▸ **Directive**: In your copy, reproduce the entries exactly as they are, minus the images.

[Excerpts from a figure dataset]
--- start ---
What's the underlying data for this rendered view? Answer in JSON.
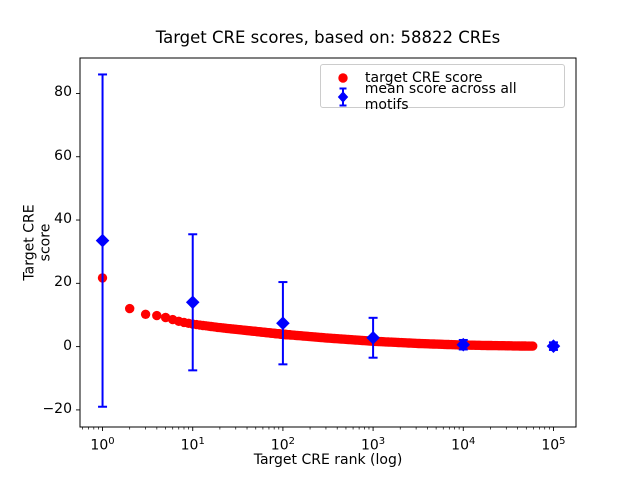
{
  "chart_data": {
    "type": "scatter",
    "title": "Target CRE scores, based on: 58822 CREs",
    "xlabel": "Target CRE rank (log)",
    "ylabel": "Target CRE score",
    "x_scale": "log10",
    "xlim_log10": [
      -0.25,
      5.25
    ],
    "ylim": [
      -25.4,
      91.2
    ],
    "grid": false,
    "legend_position": "upper right",
    "x_major_ticks": [
      {
        "value": 1,
        "mantissa": "10",
        "exponent": "0"
      },
      {
        "value": 10,
        "mantissa": "10",
        "exponent": "1"
      },
      {
        "value": 100,
        "mantissa": "10",
        "exponent": "2"
      },
      {
        "value": 1000,
        "mantissa": "10",
        "exponent": "3"
      },
      {
        "value": 10000,
        "mantissa": "10",
        "exponent": "4"
      },
      {
        "value": 100000,
        "mantissa": "10",
        "exponent": "5"
      }
    ],
    "y_ticks": [
      {
        "value": -20,
        "label": "−20"
      },
      {
        "value": 0,
        "label": "0"
      },
      {
        "value": 20,
        "label": "20"
      },
      {
        "value": 40,
        "label": "40"
      },
      {
        "value": 60,
        "label": "60"
      },
      {
        "value": 80,
        "label": "80"
      }
    ],
    "series": [
      {
        "name": "target CRE score",
        "type": "scatter",
        "marker": "circle",
        "color": "#ff0000",
        "marker_radius_px": 4.7,
        "rank_min": 1,
        "rank_max": 58822,
        "anchors_log10rank_score": [
          [
            0.0,
            21.7
          ],
          [
            0.301,
            12.0
          ],
          [
            0.477,
            10.2
          ],
          [
            0.602,
            9.8
          ],
          [
            0.699,
            9.2
          ],
          [
            0.845,
            8.0
          ],
          [
            1.0,
            7.1
          ],
          [
            1.3,
            6.0
          ],
          [
            1.7,
            4.8
          ],
          [
            2.0,
            3.9
          ],
          [
            2.5,
            2.7
          ],
          [
            3.0,
            1.7
          ],
          [
            3.5,
            1.0
          ],
          [
            4.0,
            0.5
          ],
          [
            4.4,
            0.3
          ],
          [
            4.7695,
            0.15
          ]
        ]
      },
      {
        "name": "mean score across all motifs",
        "type": "errorbar",
        "marker": "diamond",
        "color": "#0000ff",
        "points": [
          {
            "rank": 1,
            "mean": 33.5,
            "err": 52.5
          },
          {
            "rank": 10,
            "mean": 14.0,
            "err": 21.5
          },
          {
            "rank": 100,
            "mean": 7.4,
            "err": 13.0
          },
          {
            "rank": 1000,
            "mean": 2.8,
            "err": 6.3
          },
          {
            "rank": 10000,
            "mean": 0.6,
            "err": 1.5
          },
          {
            "rank": 100000,
            "mean": 0.15,
            "err": 1.2
          }
        ]
      }
    ]
  }
}
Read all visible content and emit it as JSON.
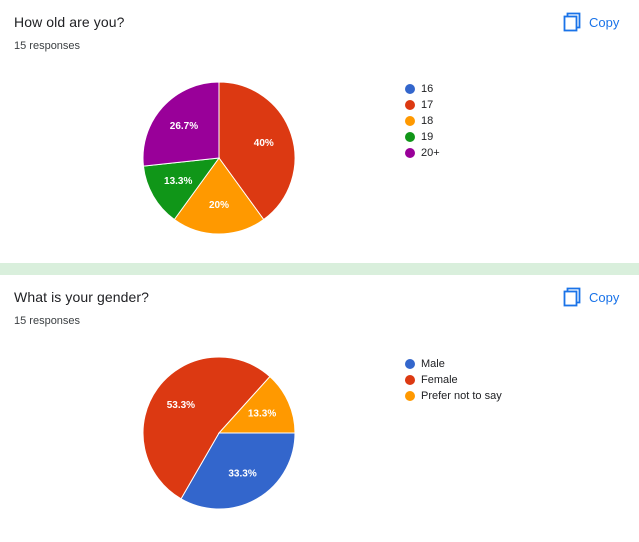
{
  "copy_label": "Copy",
  "icons": {
    "copy": "copy-icon"
  },
  "chart_data": [
    {
      "type": "pie",
      "title": "How old are you?",
      "subtitle": "15 responses",
      "legend_position": "right",
      "start_angle_deg": 0,
      "series": [
        {
          "name": "16",
          "value": 0,
          "label": "",
          "color": "#3366cc"
        },
        {
          "name": "17",
          "value": 40.0,
          "label": "40%",
          "color": "#dc3912"
        },
        {
          "name": "18",
          "value": 20.0,
          "label": "20%",
          "color": "#ff9900"
        },
        {
          "name": "19",
          "value": 13.3,
          "label": "13.3%",
          "color": "#109618"
        },
        {
          "name": "20+",
          "value": 26.7,
          "label": "26.7%",
          "color": "#990099"
        }
      ]
    },
    {
      "type": "pie",
      "title": "What is your gender?",
      "subtitle": "15 responses",
      "legend_position": "right",
      "start_angle_deg": 90,
      "series": [
        {
          "name": "Male",
          "value": 33.3,
          "label": "33.3%",
          "color": "#3366cc"
        },
        {
          "name": "Female",
          "value": 53.3,
          "label": "53.3%",
          "color": "#dc3912"
        },
        {
          "name": "Prefer not to say",
          "value": 13.3,
          "label": "13.3%",
          "color": "#ff9900"
        }
      ]
    }
  ]
}
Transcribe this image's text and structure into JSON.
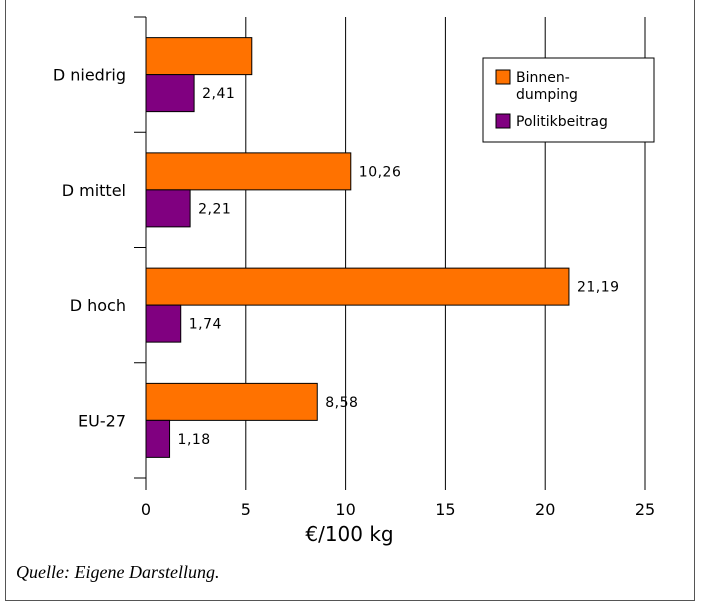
{
  "chart_data": {
    "type": "bar",
    "orientation": "horizontal",
    "categories": [
      "D niedrig",
      "D mittel",
      "D hoch",
      "EU-27"
    ],
    "series": [
      {
        "name": "Binnen-\ndumping",
        "color": "#ff7200",
        "values": [
          5.3,
          10.26,
          21.19,
          8.58
        ],
        "labels": [
          "",
          "10,26",
          "21,19",
          "8,58"
        ]
      },
      {
        "name": "Politikbeitrag",
        "color": "#800080",
        "values": [
          2.41,
          2.21,
          1.74,
          1.18
        ],
        "labels": [
          "2,41",
          "2,21",
          "1,74",
          "1,18"
        ]
      }
    ],
    "xlabel": "€/100 kg",
    "xlim": [
      0,
      25
    ],
    "xticks": [
      0,
      5,
      10,
      15,
      20,
      25
    ],
    "grid": "vertical",
    "legend": "top-right"
  },
  "caption": "Quelle: Eigene Darstellung."
}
--- end ---
▸ **Exercise result**:
What's the underlying data for this rendered view? Answer in JSON.
{
  "chart_data": {
    "type": "scatter",
    "title": "Target CRE scores, based on: 58822 CREs",
    "xlabel": "Target CRE rank (log)",
    "ylabel": "Target CRE score",
    "x_scale": "log10",
    "xlim_log10": [
      -0.25,
      5.25
    ],
    "ylim": [
      -25.4,
      91.2
    ],
    "grid": false,
    "legend_position": "upper right",
    "x_major_ticks": [
      {
        "value": 1,
        "mantissa": "10",
        "exponent": "0"
      },
      {
        "value": 10,
        "mantissa": "10",
        "exponent": "1"
      },
      {
        "value": 100,
        "mantissa": "10",
        "exponent": "2"
      },
      {
        "value": 1000,
        "mantissa": "10",
        "exponent": "3"
      },
      {
        "value": 10000,
        "mantissa": "10",
        "exponent": "4"
      },
      {
        "value": 100000,
        "mantissa": "10",
        "exponent": "5"
      }
    ],
    "y_ticks": [
      {
        "value": -20,
        "label": "−20"
      },
      {
        "value": 0,
        "label": "0"
      },
      {
        "value": 20,
        "label": "20"
      },
      {
        "value": 40,
        "label": "40"
      },
      {
        "value": 60,
        "label": "60"
      },
      {
        "value": 80,
        "label": "80"
      }
    ],
    "series": [
      {
        "name": "target CRE score",
        "type": "scatter",
        "marker": "circle",
        "color": "#ff0000",
        "marker_radius_px": 4.7,
        "rank_min": 1,
        "rank_max": 58822,
        "anchors_log10rank_score": [
          [
            0.0,
            21.7
          ],
          [
            0.301,
            12.0
          ],
          [
            0.477,
            10.2
          ],
          [
            0.602,
            9.8
          ],
          [
            0.699,
            9.2
          ],
          [
            0.845,
            8.0
          ],
          [
            1.0,
            7.1
          ],
          [
            1.3,
            6.0
          ],
          [
            1.7,
            4.8
          ],
          [
            2.0,
            3.9
          ],
          [
            2.5,
            2.7
          ],
          [
            3.0,
            1.7
          ],
          [
            3.5,
            1.0
          ],
          [
            4.0,
            0.5
          ],
          [
            4.4,
            0.3
          ],
          [
            4.7695,
            0.15
          ]
        ]
      },
      {
        "name": "mean score across all motifs",
        "type": "errorbar",
        "marker": "diamond",
        "color": "#0000ff",
        "points": [
          {
            "rank": 1,
            "mean": 33.5,
            "err": 52.5
          },
          {
            "rank": 10,
            "mean": 14.0,
            "err": 21.5
          },
          {
            "rank": 100,
            "mean": 7.4,
            "err": 13.0
          },
          {
            "rank": 1000,
            "mean": 2.8,
            "err": 6.3
          },
          {
            "rank": 10000,
            "mean": 0.6,
            "err": 1.5
          },
          {
            "rank": 100000,
            "mean": 0.15,
            "err": 1.2
          }
        ]
      }
    ]
  }
}
Read all visible content and emit it as JSON.
{
  "copy_label": "Copy",
  "icons": {
    "copy": "copy-icon"
  },
  "chart_data": [
    {
      "type": "pie",
      "title": "How old are you?",
      "subtitle": "15 responses",
      "legend_position": "right",
      "start_angle_deg": 0,
      "series": [
        {
          "name": "16",
          "value": 0,
          "label": "",
          "color": "#3366cc"
        },
        {
          "name": "17",
          "value": 40.0,
          "label": "40%",
          "color": "#dc3912"
        },
        {
          "name": "18",
          "value": 20.0,
          "label": "20%",
          "color": "#ff9900"
        },
        {
          "name": "19",
          "value": 13.3,
          "label": "13.3%",
          "color": "#109618"
        },
        {
          "name": "20+",
          "value": 26.7,
          "label": "26.7%",
          "color": "#990099"
        }
      ]
    },
    {
      "type": "pie",
      "title": "What is your gender?",
      "subtitle": "15 responses",
      "legend_position": "right",
      "start_angle_deg": 90,
      "series": [
        {
          "name": "Male",
          "value": 33.3,
          "label": "33.3%",
          "color": "#3366cc"
        },
        {
          "name": "Female",
          "value": 53.3,
          "label": "53.3%",
          "color": "#dc3912"
        },
        {
          "name": "Prefer not to say",
          "value": 13.3,
          "label": "13.3%",
          "color": "#ff9900"
        }
      ]
    }
  ]
}
Transcribe this image's text and structure into JSON.
{
  "chart_data": {
    "type": "bar",
    "orientation": "horizontal",
    "categories": [
      "D niedrig",
      "D mittel",
      "D hoch",
      "EU-27"
    ],
    "series": [
      {
        "name": "Binnen-\ndumping",
        "color": "#ff7200",
        "values": [
          5.3,
          10.26,
          21.19,
          8.58
        ],
        "labels": [
          "",
          "10,26",
          "21,19",
          "8,58"
        ]
      },
      {
        "name": "Politikbeitrag",
        "color": "#800080",
        "values": [
          2.41,
          2.21,
          1.74,
          1.18
        ],
        "labels": [
          "2,41",
          "2,21",
          "1,74",
          "1,18"
        ]
      }
    ],
    "xlabel": "€/100 kg",
    "xlim": [
      0,
      25
    ],
    "xticks": [
      0,
      5,
      10,
      15,
      20,
      25
    ],
    "grid": "vertical",
    "legend": "top-right"
  },
  "caption": "Quelle: Eigene Darstellung."
}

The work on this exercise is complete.